▸ **SHORT EXERCISE**:
Reproduce every entry exactly, without alteration.

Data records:

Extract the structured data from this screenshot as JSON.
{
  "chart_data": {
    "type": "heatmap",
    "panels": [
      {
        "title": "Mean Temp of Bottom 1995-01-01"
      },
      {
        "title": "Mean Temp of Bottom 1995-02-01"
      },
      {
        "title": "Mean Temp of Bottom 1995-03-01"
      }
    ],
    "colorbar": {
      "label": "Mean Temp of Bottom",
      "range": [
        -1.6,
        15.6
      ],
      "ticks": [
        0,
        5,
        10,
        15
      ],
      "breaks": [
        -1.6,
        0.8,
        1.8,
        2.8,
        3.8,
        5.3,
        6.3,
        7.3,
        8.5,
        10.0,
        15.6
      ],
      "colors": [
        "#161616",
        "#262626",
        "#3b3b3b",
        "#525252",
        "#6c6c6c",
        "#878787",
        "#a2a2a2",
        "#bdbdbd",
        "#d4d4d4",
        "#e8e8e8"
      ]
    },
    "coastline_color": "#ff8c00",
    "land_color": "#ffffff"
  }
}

▸ **COMPLETED TASK**:
Extract the structured data from this screenshot as JSON.
{
  "chart_data": {
    "type": "heatmap",
    "panels": [
      {
        "title": "Mean Temp of Bottom 1995-01-01"
      },
      {
        "title": "Mean Temp of Bottom 1995-02-01"
      },
      {
        "title": "Mean Temp of Bottom 1995-03-01"
      }
    ],
    "colorbar": {
      "label": "Mean Temp of Bottom",
      "range": [
        -1.6,
        15.6
      ],
      "ticks": [
        0,
        5,
        10,
        15
      ],
      "breaks": [
        -1.6,
        0.8,
        1.8,
        2.8,
        3.8,
        5.3,
        6.3,
        7.3,
        8.5,
        10.0,
        15.6
      ],
      "colors": [
        "#161616",
        "#262626",
        "#3b3b3b",
        "#525252",
        "#6c6c6c",
        "#878787",
        "#a2a2a2",
        "#bdbdbd",
        "#d4d4d4",
        "#e8e8e8"
      ]
    },
    "coastline_color": "#ff8c00",
    "land_color": "#ffffff"
  }
}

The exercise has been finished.